*Data entries*
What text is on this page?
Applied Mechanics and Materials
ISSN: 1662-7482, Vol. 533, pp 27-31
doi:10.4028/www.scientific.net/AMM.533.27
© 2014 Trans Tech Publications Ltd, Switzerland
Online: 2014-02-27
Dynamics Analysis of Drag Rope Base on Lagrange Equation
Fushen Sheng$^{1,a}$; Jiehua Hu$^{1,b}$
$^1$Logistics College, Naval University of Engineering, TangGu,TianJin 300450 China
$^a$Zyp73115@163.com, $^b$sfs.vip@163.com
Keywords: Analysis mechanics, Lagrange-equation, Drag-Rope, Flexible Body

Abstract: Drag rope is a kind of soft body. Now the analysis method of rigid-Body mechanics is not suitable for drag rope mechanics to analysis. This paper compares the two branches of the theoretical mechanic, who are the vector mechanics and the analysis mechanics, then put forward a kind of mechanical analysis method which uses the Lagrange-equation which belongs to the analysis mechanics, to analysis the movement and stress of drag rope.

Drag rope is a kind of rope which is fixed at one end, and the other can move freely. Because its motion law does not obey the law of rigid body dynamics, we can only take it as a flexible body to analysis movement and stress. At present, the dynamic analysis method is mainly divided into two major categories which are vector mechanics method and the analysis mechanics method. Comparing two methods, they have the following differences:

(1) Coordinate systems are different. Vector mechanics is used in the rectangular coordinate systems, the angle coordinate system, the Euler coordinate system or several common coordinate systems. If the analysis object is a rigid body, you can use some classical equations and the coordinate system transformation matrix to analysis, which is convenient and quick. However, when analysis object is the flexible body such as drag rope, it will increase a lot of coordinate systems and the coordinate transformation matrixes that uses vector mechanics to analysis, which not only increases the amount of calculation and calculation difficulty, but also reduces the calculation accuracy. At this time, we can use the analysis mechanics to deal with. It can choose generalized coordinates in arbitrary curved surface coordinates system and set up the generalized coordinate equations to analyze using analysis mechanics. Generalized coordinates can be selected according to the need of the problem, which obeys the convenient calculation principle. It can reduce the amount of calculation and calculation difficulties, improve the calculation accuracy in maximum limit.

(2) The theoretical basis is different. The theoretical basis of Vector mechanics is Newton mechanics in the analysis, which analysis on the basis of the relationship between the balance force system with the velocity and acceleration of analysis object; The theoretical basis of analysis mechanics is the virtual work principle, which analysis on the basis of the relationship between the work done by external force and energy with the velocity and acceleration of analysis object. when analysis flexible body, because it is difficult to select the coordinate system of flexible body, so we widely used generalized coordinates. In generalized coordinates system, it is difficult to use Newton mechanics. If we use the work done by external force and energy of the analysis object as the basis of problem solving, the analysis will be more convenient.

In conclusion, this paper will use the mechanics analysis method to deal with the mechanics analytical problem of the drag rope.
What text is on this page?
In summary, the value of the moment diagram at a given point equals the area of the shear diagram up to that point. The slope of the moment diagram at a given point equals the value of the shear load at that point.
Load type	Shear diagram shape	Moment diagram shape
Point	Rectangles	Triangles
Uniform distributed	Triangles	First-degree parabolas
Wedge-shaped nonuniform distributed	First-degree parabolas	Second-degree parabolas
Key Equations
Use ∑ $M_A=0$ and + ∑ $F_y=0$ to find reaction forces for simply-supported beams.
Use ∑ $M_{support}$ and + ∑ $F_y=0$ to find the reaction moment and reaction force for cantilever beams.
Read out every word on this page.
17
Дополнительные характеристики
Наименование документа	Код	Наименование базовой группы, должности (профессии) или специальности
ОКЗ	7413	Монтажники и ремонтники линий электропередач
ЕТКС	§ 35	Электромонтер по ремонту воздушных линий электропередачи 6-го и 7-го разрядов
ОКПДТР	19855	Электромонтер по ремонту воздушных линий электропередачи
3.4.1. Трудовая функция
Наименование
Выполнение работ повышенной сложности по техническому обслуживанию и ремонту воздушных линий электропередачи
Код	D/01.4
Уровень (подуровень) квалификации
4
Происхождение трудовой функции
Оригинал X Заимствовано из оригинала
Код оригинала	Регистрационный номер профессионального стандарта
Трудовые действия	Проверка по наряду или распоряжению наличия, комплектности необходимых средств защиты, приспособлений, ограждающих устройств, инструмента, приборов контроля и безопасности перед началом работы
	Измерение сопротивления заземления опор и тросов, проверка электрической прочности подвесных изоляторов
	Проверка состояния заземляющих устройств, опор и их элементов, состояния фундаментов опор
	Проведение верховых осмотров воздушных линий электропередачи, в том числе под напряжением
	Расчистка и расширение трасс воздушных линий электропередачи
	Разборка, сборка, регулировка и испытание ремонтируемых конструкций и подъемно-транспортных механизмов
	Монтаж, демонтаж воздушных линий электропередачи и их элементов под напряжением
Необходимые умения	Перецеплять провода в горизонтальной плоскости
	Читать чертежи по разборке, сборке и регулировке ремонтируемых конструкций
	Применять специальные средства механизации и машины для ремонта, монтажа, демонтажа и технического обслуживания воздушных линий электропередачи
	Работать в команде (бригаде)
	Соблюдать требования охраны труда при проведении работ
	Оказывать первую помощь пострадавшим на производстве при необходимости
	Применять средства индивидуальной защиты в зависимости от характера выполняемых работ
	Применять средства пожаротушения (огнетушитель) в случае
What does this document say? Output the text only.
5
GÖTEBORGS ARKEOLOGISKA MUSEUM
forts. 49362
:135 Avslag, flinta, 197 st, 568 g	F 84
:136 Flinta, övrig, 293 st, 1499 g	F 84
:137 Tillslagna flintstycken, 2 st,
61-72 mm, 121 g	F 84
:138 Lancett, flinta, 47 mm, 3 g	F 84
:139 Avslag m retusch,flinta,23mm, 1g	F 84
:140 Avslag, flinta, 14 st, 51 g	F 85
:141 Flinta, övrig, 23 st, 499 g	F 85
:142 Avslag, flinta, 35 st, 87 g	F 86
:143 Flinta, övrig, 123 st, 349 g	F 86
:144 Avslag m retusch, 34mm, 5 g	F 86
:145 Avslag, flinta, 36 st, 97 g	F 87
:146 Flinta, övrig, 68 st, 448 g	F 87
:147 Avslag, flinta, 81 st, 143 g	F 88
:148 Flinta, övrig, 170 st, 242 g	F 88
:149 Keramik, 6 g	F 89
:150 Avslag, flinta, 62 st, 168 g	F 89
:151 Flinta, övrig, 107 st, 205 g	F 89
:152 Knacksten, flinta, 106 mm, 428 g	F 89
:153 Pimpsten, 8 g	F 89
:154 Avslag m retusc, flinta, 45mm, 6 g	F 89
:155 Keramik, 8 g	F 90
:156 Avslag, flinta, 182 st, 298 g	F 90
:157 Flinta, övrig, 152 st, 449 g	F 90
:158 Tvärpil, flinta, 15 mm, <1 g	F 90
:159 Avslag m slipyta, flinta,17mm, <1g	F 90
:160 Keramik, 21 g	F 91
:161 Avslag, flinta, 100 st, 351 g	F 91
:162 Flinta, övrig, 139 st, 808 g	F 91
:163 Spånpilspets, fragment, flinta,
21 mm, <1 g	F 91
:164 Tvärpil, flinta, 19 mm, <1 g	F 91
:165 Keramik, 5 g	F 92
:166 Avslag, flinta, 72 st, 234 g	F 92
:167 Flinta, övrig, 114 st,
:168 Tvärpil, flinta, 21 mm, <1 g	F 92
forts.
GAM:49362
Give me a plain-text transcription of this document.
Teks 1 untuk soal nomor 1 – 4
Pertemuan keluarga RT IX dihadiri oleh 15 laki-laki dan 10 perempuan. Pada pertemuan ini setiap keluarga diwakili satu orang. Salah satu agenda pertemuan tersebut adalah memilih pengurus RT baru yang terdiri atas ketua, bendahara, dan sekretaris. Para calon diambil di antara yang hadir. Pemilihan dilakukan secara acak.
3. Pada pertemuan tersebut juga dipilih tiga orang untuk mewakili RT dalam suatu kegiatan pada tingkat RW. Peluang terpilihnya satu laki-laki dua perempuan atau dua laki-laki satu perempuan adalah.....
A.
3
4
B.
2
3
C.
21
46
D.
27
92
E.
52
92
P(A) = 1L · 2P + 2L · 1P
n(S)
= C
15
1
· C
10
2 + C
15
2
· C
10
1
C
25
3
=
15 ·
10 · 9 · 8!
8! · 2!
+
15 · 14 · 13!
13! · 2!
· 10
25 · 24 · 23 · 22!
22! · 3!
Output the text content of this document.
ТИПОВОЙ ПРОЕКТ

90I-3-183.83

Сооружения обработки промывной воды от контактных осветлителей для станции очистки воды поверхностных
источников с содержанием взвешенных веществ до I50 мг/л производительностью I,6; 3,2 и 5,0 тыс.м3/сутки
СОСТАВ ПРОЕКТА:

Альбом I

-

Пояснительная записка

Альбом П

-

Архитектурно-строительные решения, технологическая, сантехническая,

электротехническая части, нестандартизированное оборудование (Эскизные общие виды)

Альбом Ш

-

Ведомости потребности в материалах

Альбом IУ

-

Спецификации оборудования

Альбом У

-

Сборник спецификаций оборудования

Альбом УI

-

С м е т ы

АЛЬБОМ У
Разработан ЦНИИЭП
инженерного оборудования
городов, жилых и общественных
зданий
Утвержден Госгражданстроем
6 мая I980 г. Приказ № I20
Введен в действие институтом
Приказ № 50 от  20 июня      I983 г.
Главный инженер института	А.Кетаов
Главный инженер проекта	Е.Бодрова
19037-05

*Work to do*
In the records above, find the line containing "Output the text content of this document."; please retype it and every line after it through the last line, exactly and with nothing else.

*Expected answer*
Output the text content of this document.
ТИПОВОЙ ПРОЕКТ

90I-3-183.83

Сооружения обработки промывной воды от контактных осветлителей для станции очистки воды поверхностных
источников с содержанием взвешенных веществ до I50 мг/л производительностью I,6; 3,2 и 5,0 тыс.м3/сутки
СОСТАВ ПРОЕКТА:

Альбом I

-

Пояснительная записка

Альбом П

-

Архитектурно-строительные решения, технологическая, сантехническая,

электротехническая части, нестандартизированное оборудование (Эскизные общие виды)

Альбом Ш

-

Ведомости потребности в материалах

Альбом IУ

-

Спецификации оборудования

Альбом У

-

Сборник спецификаций оборудования

Альбом УI

-

С м е т ы

АЛЬБОМ У
Разработан ЦНИИЭП
инженерного оборудования
городов, жилых и общественных
зданий
Утвержден Госгражданстроем
6 мая I980 г. Приказ № I20
Введен в действие институтом
Приказ № 50 от  20 июня      I983 г.
Главный инженер института	А.Кетаов
Главный инженер проекта	Е.Бодрова
19037-05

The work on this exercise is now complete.